**Given instruction:**
Answer with one number: how many lines hold "troubles".

____

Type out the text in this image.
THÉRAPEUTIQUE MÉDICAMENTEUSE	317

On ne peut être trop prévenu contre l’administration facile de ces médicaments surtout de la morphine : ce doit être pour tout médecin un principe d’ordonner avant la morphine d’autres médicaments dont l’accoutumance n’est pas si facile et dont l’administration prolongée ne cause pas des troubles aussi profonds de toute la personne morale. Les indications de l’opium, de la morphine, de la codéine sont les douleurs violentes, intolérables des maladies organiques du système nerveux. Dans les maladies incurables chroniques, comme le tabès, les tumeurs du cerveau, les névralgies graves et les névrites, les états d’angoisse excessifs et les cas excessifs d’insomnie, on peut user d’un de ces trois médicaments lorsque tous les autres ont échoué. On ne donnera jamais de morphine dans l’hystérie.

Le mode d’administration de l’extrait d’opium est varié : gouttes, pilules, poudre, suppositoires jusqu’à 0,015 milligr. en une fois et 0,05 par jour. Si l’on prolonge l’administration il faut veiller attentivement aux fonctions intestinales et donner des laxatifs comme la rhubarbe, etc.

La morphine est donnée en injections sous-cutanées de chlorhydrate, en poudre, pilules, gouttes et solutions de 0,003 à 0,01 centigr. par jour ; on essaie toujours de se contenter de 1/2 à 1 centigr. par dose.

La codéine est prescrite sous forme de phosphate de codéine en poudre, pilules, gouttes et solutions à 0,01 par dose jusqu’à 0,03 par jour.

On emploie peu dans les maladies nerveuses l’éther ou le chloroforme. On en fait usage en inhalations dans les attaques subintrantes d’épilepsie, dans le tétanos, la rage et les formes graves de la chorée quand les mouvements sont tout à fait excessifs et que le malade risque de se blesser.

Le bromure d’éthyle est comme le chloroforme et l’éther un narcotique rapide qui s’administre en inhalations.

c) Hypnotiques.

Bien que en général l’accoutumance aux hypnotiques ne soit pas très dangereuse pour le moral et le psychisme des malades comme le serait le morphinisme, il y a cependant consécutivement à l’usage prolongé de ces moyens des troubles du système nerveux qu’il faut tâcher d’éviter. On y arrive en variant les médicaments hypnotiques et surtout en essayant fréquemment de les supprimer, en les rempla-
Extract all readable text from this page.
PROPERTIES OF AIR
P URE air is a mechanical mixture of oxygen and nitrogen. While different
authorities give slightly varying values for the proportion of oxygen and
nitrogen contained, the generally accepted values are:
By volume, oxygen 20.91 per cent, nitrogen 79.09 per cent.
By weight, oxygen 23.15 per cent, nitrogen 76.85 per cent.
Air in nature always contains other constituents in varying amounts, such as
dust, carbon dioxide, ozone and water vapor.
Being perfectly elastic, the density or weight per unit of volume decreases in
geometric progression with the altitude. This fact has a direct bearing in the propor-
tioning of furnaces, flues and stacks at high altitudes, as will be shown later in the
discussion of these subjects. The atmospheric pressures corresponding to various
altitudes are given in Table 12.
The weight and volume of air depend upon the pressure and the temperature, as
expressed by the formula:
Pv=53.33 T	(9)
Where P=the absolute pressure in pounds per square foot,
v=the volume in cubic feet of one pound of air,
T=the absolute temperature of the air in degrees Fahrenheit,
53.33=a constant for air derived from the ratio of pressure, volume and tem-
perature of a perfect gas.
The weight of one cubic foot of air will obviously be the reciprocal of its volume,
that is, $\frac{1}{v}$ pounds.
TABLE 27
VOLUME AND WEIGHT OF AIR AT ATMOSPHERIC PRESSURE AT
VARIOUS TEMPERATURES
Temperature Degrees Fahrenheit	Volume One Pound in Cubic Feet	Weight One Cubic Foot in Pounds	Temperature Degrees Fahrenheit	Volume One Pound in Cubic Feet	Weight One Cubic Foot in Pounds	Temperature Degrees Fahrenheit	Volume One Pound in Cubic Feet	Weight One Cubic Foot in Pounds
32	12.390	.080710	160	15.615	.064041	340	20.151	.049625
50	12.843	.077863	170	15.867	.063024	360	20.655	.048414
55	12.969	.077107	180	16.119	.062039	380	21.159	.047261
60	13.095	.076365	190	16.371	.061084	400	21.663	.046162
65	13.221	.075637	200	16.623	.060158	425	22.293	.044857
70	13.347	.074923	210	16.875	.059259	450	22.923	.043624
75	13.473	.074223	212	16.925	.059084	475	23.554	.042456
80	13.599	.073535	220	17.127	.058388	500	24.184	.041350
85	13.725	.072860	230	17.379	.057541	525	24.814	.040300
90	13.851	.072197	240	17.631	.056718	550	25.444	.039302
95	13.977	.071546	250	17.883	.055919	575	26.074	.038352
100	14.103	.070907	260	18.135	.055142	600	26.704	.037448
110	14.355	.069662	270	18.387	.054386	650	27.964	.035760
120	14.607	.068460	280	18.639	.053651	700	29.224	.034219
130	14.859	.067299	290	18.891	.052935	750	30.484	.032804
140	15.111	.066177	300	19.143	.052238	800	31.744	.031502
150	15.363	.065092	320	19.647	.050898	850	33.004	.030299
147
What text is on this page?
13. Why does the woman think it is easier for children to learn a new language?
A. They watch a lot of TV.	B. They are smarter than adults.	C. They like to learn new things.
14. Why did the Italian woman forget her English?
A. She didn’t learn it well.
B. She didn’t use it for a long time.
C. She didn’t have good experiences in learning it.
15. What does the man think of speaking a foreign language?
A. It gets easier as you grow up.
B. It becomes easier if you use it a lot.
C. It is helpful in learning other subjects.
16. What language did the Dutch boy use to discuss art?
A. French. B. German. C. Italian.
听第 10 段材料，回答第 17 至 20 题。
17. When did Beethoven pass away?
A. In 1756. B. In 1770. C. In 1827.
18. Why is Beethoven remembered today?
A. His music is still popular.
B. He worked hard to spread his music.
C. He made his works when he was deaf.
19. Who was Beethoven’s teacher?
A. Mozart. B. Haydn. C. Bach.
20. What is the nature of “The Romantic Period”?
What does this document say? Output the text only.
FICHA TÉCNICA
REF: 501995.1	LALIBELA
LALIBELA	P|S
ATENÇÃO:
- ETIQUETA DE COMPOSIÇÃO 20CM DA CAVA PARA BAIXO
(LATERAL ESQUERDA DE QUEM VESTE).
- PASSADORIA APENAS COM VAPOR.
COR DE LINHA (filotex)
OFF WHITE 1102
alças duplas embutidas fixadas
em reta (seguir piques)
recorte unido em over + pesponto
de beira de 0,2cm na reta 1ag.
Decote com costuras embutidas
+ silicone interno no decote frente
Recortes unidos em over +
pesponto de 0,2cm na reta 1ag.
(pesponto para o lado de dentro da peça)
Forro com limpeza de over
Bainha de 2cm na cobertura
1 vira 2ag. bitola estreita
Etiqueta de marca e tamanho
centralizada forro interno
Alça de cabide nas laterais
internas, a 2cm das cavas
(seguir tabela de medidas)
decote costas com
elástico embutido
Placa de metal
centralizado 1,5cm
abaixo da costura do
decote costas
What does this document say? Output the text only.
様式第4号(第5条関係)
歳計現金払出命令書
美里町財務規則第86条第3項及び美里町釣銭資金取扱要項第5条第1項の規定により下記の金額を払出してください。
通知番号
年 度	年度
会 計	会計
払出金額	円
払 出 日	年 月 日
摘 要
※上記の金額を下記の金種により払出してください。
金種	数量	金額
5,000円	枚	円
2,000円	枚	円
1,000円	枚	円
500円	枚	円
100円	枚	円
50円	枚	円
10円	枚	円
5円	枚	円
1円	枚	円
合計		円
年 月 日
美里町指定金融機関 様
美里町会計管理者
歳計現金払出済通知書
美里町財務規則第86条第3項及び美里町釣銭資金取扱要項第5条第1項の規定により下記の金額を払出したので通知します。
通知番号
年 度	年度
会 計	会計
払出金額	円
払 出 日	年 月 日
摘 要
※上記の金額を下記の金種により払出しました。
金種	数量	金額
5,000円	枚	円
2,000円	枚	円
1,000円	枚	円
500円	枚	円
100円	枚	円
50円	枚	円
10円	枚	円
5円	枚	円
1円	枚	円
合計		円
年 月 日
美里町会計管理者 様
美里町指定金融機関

____

**Final answer:**
2